---------- Material shown

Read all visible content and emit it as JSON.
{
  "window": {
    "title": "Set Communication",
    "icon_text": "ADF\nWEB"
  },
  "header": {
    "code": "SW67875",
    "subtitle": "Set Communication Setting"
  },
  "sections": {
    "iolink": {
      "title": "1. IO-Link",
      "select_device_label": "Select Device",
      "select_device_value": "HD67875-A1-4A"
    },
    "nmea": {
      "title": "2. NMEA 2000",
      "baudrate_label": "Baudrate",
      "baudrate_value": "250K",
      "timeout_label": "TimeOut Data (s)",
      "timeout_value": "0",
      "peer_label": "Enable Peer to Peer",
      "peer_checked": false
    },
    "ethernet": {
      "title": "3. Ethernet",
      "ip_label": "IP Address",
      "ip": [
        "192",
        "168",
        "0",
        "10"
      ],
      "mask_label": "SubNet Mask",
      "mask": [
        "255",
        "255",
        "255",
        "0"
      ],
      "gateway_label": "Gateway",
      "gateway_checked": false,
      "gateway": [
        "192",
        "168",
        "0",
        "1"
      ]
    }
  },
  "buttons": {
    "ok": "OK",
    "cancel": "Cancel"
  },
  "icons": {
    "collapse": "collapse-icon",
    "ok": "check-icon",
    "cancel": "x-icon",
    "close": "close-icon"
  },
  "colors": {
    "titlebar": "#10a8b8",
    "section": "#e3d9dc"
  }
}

--------------------

> [Your goal]:
Reproduce every line of the material above exactly.

> [Answer to this exercise]:
Read all visible content and emit it as JSON.
{
  "window": {
    "title": "Set Communication",
    "icon_text": "ADF\nWEB"
  },
  "header": {
    "code": "SW67875",
    "subtitle": "Set Communication Setting"
  },
  "sections": {
    "iolink": {
      "title": "1. IO-Link",
      "select_device_label": "Select Device",
      "select_device_value": "HD67875-A1-4A"
    },
    "nmea": {
      "title": "2. NMEA 2000",
      "baudrate_label": "Baudrate",
      "baudrate_value": "250K",
      "timeout_label": "TimeOut Data (s)",
      "timeout_value": "0",
      "peer_label": "Enable Peer to Peer",
      "peer_checked": false
    },
    "ethernet": {
      "title": "3. Ethernet",
      "ip_label": "IP Address",
      "ip": [
        "192",
        "168",
        "0",
        "10"
      ],
      "mask_label": "SubNet Mask",
      "mask": [
        "255",
        "255",
        "255",
        "0"
      ],
      "gateway_label": "Gateway",
      "gateway_checked": false,
      "gateway": [
        "192",
        "168",
        "0",
        "1"
      ]
    }
  },
  "buttons": {
    "ok": "OK",
    "cancel": "Cancel"
  },
  "icons": {
    "collapse": "collapse-icon",
    "ok": "check-icon",
    "cancel": "x-icon",
    "close": "close-icon"
  },
  "colors": {
    "titlebar": "#10a8b8",
    "section": "#e3d9dc"
  }
}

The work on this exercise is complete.